Start MATERIAL FOR THIS TASK

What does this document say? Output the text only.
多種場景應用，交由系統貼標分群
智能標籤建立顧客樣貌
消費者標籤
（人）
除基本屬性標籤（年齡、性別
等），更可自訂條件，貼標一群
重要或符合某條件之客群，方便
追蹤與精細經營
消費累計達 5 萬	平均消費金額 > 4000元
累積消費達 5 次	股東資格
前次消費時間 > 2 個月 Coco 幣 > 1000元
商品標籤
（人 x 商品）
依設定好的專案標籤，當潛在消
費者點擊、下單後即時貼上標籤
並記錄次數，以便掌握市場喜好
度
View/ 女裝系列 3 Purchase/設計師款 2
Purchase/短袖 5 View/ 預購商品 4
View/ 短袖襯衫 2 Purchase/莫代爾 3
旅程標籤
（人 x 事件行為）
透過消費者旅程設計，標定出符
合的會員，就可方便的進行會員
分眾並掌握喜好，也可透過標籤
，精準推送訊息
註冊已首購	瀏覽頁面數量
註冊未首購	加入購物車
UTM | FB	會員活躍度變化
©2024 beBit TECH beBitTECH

End MATERIAL FOR THIS TASK

TASK REQUIREMENTS: Faithfully reproduce all of the records, character for character.

OUTPUT:
What does this document say? Output the text only.
多種場景應用，交由系統貼標分群
智能標籤建立顧客樣貌
消費者標籤
（人）
除基本屬性標籤（年齡、性別
等），更可自訂條件，貼標一群
重要或符合某條件之客群，方便
追蹤與精細經營
消費累計達 5 萬	平均消費金額 > 4000元
累積消費達 5 次	股東資格
前次消費時間 > 2 個月 Coco 幣 > 1000元
商品標籤
（人 x 商品）
依設定好的專案標籤，當潛在消
費者點擊、下單後即時貼上標籤
並記錄次數，以便掌握市場喜好
度
View/ 女裝系列 3 Purchase/設計師款 2
Purchase/短袖 5 View/ 預購商品 4
View/ 短袖襯衫 2 Purchase/莫代爾 3
旅程標籤
（人 x 事件行為）
透過消費者旅程設計，標定出符
合的會員，就可方便的進行會員
分眾並掌握喜好，也可透過標籤
，精準推送訊息
註冊已首購	瀏覽頁面數量
註冊未首購	加入購物車
UTM | FB	會員活躍度變化
©2024 beBit TECH beBitTECH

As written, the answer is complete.